(Figure record extracts)
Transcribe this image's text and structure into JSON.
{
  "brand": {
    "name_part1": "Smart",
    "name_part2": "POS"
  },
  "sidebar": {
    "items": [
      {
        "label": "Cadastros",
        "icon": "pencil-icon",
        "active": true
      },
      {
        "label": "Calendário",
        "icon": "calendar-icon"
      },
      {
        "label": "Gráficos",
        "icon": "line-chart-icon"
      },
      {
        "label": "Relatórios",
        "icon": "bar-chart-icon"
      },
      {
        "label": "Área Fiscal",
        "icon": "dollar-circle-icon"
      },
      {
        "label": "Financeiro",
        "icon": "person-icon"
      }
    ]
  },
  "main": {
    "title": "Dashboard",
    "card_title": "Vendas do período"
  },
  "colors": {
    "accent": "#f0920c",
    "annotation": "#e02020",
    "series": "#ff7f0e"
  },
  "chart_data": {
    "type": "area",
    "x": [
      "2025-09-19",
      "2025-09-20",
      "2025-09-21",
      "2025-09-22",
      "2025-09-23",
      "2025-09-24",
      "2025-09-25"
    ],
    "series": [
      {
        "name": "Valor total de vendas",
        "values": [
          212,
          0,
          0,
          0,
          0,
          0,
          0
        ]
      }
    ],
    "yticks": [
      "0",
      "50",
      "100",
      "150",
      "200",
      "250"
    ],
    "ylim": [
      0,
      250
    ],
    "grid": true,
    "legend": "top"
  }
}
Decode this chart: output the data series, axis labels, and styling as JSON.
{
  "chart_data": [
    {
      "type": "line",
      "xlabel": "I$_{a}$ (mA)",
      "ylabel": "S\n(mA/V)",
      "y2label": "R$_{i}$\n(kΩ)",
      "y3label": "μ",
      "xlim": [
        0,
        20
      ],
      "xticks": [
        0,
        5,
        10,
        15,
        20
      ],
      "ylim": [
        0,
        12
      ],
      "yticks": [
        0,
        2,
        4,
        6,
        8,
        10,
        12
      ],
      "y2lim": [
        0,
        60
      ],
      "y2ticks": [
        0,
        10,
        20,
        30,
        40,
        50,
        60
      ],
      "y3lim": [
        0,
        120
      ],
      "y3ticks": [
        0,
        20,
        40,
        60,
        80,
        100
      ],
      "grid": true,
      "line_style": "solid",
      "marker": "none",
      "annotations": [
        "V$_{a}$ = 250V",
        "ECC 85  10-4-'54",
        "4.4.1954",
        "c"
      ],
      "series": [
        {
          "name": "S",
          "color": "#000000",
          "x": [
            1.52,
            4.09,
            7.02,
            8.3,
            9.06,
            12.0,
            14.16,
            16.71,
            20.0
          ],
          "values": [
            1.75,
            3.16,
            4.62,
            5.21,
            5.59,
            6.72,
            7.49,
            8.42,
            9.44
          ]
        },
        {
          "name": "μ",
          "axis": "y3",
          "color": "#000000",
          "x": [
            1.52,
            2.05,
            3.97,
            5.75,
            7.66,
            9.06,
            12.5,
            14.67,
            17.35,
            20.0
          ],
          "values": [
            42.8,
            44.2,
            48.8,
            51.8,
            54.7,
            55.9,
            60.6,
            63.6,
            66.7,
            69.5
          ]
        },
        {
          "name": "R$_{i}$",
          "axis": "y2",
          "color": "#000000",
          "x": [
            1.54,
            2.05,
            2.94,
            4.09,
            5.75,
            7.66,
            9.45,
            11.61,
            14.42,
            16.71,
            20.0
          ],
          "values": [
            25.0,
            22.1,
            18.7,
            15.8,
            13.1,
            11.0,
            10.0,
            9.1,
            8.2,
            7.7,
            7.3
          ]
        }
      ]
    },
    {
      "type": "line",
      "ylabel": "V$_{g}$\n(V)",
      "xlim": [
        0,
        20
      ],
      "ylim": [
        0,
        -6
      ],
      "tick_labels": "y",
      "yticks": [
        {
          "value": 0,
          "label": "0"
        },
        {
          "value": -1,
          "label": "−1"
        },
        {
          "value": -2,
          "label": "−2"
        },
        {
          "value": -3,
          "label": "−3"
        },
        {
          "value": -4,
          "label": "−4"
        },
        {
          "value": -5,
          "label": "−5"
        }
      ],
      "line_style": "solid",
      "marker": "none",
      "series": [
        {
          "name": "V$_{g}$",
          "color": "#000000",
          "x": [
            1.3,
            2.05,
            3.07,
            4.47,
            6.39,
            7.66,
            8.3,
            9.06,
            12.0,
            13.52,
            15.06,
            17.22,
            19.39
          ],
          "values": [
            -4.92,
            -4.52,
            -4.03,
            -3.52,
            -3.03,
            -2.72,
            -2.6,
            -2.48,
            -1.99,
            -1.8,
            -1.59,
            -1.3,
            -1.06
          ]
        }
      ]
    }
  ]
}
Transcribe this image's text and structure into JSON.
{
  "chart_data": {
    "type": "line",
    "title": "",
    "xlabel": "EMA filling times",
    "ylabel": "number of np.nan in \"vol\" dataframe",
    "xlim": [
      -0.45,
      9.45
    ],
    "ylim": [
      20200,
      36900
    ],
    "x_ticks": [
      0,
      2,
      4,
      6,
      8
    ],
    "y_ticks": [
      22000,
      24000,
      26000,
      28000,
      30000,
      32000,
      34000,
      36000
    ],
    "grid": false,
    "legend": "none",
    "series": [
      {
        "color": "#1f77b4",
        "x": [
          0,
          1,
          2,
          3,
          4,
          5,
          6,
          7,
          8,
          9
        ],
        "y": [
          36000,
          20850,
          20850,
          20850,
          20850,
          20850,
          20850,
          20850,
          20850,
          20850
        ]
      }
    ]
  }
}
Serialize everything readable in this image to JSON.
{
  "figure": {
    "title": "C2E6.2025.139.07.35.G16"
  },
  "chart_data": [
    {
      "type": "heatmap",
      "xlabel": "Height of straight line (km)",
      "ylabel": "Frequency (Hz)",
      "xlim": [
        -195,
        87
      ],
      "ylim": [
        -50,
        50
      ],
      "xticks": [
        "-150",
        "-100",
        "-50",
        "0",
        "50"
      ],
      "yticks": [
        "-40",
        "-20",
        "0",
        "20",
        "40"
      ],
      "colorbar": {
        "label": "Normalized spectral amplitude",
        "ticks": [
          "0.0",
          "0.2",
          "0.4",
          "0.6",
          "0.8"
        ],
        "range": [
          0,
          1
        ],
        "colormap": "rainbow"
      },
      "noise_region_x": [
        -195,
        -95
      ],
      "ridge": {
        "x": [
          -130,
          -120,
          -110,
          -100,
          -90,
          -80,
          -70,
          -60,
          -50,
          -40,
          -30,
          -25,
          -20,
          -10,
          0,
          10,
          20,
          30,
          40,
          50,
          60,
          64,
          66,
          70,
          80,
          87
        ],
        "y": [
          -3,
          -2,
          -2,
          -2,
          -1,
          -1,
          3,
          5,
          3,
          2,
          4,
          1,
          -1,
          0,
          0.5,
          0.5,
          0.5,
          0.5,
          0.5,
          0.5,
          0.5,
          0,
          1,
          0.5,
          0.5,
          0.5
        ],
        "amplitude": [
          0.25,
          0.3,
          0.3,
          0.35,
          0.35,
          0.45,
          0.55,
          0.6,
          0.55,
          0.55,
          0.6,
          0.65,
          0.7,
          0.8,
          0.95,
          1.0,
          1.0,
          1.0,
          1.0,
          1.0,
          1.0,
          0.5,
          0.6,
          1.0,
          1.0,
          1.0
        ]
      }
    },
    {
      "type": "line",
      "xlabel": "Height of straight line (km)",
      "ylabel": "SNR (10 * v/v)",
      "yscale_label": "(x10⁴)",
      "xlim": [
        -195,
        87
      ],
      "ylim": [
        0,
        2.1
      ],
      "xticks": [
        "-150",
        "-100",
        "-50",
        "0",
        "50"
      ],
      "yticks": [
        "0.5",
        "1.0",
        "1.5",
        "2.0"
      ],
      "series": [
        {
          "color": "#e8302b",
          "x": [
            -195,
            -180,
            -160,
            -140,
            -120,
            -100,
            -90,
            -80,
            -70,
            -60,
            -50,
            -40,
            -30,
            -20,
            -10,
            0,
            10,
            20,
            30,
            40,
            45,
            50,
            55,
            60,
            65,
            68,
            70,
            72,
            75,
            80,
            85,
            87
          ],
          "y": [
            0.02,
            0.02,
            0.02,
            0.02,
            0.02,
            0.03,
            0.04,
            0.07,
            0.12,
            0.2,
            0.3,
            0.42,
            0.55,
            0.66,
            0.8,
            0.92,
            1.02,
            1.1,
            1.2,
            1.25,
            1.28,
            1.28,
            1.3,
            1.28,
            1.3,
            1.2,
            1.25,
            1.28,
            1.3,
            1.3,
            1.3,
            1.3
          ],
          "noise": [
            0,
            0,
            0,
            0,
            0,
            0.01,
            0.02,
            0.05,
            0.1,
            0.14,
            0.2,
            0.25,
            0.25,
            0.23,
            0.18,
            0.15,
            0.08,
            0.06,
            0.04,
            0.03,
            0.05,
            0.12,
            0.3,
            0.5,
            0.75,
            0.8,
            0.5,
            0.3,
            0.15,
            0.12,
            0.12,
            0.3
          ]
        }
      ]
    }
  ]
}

[SHORT TASK] In the material above, tally every line with the string "JSON" in it, then give that number alone.

[CORRECT ANSWER] 4